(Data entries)
begin
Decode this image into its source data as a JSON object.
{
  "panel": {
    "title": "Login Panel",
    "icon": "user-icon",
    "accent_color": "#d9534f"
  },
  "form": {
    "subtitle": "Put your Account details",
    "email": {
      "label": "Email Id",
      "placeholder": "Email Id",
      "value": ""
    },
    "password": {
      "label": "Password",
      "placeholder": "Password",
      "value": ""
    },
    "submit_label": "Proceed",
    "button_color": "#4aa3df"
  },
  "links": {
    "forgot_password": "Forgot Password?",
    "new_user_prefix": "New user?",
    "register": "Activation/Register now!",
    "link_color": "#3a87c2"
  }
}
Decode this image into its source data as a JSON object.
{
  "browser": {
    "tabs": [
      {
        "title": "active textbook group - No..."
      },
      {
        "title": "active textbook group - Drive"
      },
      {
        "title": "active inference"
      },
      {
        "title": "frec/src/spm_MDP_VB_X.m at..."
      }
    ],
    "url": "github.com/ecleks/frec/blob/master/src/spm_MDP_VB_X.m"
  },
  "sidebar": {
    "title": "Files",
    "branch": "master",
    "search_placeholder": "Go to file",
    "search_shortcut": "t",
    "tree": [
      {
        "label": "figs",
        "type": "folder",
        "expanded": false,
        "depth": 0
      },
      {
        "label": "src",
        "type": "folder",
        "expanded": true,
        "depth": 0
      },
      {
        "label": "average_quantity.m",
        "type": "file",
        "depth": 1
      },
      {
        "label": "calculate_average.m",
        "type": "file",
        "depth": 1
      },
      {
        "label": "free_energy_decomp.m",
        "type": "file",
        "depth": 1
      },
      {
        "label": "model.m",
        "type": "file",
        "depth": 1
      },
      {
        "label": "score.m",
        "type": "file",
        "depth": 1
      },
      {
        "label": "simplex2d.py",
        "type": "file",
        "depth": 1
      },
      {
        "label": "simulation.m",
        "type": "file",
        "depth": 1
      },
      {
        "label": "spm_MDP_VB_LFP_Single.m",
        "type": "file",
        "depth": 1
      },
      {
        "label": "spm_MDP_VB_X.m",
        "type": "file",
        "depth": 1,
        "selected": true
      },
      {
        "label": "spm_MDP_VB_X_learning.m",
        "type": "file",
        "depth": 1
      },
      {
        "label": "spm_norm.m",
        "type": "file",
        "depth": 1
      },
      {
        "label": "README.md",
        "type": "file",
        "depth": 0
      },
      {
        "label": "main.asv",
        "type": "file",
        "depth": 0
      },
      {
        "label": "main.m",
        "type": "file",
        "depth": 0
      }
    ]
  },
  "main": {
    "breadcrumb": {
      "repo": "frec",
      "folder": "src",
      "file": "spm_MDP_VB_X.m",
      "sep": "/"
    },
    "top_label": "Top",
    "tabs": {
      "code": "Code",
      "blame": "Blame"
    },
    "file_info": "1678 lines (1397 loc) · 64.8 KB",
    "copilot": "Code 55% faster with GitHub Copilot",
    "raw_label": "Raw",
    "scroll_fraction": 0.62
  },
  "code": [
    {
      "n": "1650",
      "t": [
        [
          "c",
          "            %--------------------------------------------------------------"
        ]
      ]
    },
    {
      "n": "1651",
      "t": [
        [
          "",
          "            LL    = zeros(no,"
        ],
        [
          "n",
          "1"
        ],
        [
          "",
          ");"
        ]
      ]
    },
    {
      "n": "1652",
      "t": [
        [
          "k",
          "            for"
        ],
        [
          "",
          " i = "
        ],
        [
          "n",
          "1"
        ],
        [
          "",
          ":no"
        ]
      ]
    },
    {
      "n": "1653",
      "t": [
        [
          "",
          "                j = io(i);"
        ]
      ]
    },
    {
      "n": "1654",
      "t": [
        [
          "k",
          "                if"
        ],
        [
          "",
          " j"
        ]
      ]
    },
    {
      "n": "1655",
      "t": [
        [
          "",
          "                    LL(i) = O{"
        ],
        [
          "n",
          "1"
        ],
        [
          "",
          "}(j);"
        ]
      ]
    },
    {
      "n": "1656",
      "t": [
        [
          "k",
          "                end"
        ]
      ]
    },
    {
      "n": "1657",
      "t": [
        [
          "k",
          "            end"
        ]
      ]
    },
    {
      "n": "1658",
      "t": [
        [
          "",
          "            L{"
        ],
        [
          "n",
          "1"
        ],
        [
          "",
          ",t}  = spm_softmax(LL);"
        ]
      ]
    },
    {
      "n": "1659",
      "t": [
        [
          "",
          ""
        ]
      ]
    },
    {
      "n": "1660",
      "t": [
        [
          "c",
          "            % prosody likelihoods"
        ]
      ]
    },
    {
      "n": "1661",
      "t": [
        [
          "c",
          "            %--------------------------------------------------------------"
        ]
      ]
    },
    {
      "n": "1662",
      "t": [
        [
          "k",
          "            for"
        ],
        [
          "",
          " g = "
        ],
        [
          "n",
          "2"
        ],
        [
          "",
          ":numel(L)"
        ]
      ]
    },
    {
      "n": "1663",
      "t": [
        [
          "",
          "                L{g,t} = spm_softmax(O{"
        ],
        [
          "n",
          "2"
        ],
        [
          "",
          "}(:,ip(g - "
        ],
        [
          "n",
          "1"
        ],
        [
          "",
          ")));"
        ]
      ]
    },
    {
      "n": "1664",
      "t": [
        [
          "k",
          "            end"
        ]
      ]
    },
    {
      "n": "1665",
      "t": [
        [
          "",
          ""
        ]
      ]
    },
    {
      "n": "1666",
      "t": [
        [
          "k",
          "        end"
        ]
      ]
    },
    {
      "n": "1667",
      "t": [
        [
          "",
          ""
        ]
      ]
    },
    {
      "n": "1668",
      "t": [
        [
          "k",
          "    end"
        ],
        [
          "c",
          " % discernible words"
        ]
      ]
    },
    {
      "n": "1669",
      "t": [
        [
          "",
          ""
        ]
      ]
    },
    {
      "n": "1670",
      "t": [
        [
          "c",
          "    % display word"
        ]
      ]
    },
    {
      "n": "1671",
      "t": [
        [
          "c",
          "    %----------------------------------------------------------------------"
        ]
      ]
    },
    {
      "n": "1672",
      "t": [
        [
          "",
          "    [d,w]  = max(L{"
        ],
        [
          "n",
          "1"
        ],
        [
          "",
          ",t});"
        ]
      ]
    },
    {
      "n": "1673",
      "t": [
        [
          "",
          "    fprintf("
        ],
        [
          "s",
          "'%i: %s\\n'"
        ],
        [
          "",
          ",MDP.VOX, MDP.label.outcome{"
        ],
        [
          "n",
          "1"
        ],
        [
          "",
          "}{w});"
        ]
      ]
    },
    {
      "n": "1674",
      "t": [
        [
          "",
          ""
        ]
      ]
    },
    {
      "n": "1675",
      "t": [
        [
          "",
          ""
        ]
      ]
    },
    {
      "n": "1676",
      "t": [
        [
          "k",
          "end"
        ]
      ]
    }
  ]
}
end
(Directions for this task) Retype every record above exactly as it appears.

(Exercise result)
Decode this image into its source data as a JSON object.
{
  "panel": {
    "title": "Login Panel",
    "icon": "user-icon",
    "accent_color": "#d9534f"
  },
  "form": {
    "subtitle": "Put your Account details",
    "email": {
      "label": "Email Id",
      "placeholder": "Email Id",
      "value": ""
    },
    "password": {
      "label": "Password",
      "placeholder": "Password",
      "value": ""
    },
    "submit_label": "Proceed",
    "button_color": "#4aa3df"
  },
  "links": {
    "forgot_password": "Forgot Password?",
    "new_user_prefix": "New user?",
    "register": "Activation/Register now!",
    "link_color": "#3a87c2"
  }
}
Decode this image into its source data as a JSON object.
{
  "browser": {
    "tabs": [
      {
        "title": "active textbook group - No..."
      },
      {
        "title": "active textbook group - Drive"
      },
      {
        "title": "active inference"
      },
      {
        "title": "frec/src/spm_MDP_VB_X.m at..."
      }
    ],
    "url": "github.com/ecleks/frec/blob/master/src/spm_MDP_VB_X.m"
  },
  "sidebar": {
    "title": "Files",
    "branch": "master",
    "search_placeholder": "Go to file",
    "search_shortcut": "t",
    "tree": [
      {
        "label": "figs",
        "type": "folder",
        "expanded": false,
        "depth": 0
      },
      {
        "label": "src",
        "type": "folder",
        "expanded": true,
        "depth": 0
      },
      {
        "label": "average_quantity.m",
        "type": "file",
        "depth": 1
      },
      {
        "label": "calculate_average.m",
        "type": "file",
        "depth": 1
      },
      {
        "label": "free_energy_decomp.m",
        "type": "file",
        "depth": 1
      },
      {
        "label": "model.m",
        "type": "file",
        "depth": 1
      },
      {
        "label": "score.m",
        "type": "file",
        "depth": 1
      },
      {
        "label": "simplex2d.py",
        "type": "file",
        "depth": 1
      },
      {
        "label": "simulation.m",
        "type": "file",
        "depth": 1
      },
      {
        "label": "spm_MDP_VB_LFP_Single.m",
        "type": "file",
        "depth": 1
      },
      {
        "label": "spm_MDP_VB_X.m",
        "type": "file",
        "depth": 1,
        "selected": true
      },
      {
        "label": "spm_MDP_VB_X_learning.m",
        "type": "file",
        "depth": 1
      },
      {
        "label": "spm_norm.m",
        "type": "file",
        "depth": 1
      },
      {
        "label": "README.md",
        "type": "file",
        "depth": 0
      },
      {
        "label": "main.asv",
        "type": "file",
        "depth": 0
      },
      {
        "label": "main.m",
        "type": "file",
        "depth": 0
      }
    ]
  },
  "main": {
    "breadcrumb": {
      "repo": "frec",
      "folder": "src",
      "file": "spm_MDP_VB_X.m",
      "sep": "/"
    },
    "top_label": "Top",
    "tabs": {
      "code": "Code",
      "blame": "Blame"
    },
    "file_info": "1678 lines (1397 loc) · 64.8 KB",
    "copilot": "Code 55% faster with GitHub Copilot",
    "raw_label": "Raw",
    "scroll_fraction": 0.62
  },
  "code": [
    {
      "n": "1650",
      "t": [
        [
          "c",
          "            %--------------------------------------------------------------"
        ]
      ]
    },
    {
      "n": "1651",
      "t": [
        [
          "",
          "            LL    = zeros(no,"
        ],
        [
          "n",
          "1"
        ],
        [
          "",
          ");"
        ]
      ]
    },
    {
      "n": "1652",
      "t": [
        [
          "k",
          "            for"
        ],
        [
          "",
          " i = "
        ],
        [
          "n",
          "1"
        ],
        [
          "",
          ":no"
        ]
      ]
    },
    {
      "n": "1653",
      "t": [
        [
          "",
          "                j = io(i);"
        ]
      ]
    },
    {
      "n": "1654",
      "t": [
        [
          "k",
          "                if"
        ],
        [
          "",
          " j"
        ]
      ]
    },
    {
      "n": "1655",
      "t": [
        [
          "",
          "                    LL(i) = O{"
        ],
        [
          "n",
          "1"
        ],
        [
          "",
          "}(j);"
        ]
      ]
    },
    {
      "n": "1656",
      "t": [
        [
          "k",
          "                end"
        ]
      ]
    },
    {
      "n": "1657",
      "t": [
        [
          "k",
          "            end"
        ]
      ]
    },
    {
      "n": "1658",
      "t": [
        [
          "",
          "            L{"
        ],
        [
          "n",
          "1"
        ],
        [
          "",
          ",t}  = spm_softmax(LL);"
        ]
      ]
    },
    {
      "n": "1659",
      "t": [
        [
          "",
          ""
        ]
      ]
    },
    {
      "n": "1660",
      "t": [
        [
          "c",
          "            % prosody likelihoods"
        ]
      ]
    },
    {
      "n": "1661",
      "t": [
        [
          "c",
          "            %--------------------------------------------------------------"
        ]
      ]
    },
    {
      "n": "1662",
      "t": [
        [
          "k",
          "            for"
        ],
        [
          "",
          " g = "
        ],
        [
          "n",
          "2"
        ],
        [
          "",
          ":numel(L)"
        ]
      ]
    },
    {
      "n": "1663",
      "t": [
        [
          "",
          "                L{g,t} = spm_softmax(O{"
        ],
        [
          "n",
          "2"
        ],
        [
          "",
          "}(:,ip(g - "
        ],
        [
          "n",
          "1"
        ],
        [
          "",
          ")));"
        ]
      ]
    },
    {
      "n": "1664",
      "t": [
        [
          "k",
          "            end"
        ]
      ]
    },
    {
      "n": "1665",
      "t": [
        [
          "",
          ""
        ]
      ]
    },
    {
      "n": "1666",
      "t": [
        [
          "k",
          "        end"
        ]
      ]
    },
    {
      "n": "1667",
      "t": [
        [
          "",
          ""
        ]
      ]
    },
    {
      "n": "1668",
      "t": [
        [
          "k",
          "    end"
        ],
        [
          "c",
          " % discernible words"
        ]
      ]
    },
    {
      "n": "1669",
      "t": [
        [
          "",
          ""
        ]
      ]
    },
    {
      "n": "1670",
      "t": [
        [
          "c",
          "    % display word"
        ]
      ]
    },
    {
      "n": "1671",
      "t": [
        [
          "c",
          "    %----------------------------------------------------------------------"
        ]
      ]
    },
    {
      "n": "1672",
      "t": [
        [
          "",
          "    [d,w]  = max(L{"
        ],
        [
          "n",
          "1"
        ],
        [
          "",
          ",t});"
        ]
      ]
    },
    {
      "n": "1673",
      "t": [
        [
          "",
          "    fprintf("
        ],
        [
          "s",
          "'%i: %s\\n'"
        ],
        [
          "",
          ",MDP.VOX, MDP.label.outcome{"
        ],
        [
          "n",
          "1"
        ],
        [
          "",
          "}{w});"
        ]
      ]
    },
    {
      "n": "1674",
      "t": [
        [
          "",
          ""
        ]
      ]
    },
    {
      "n": "1675",
      "t": [
        [
          "",
          ""
        ]
      ]
    },
    {
      "n": "1676",
      "t": [
        [
          "k",
          "end"
        ]
      ]
    }
  ]
}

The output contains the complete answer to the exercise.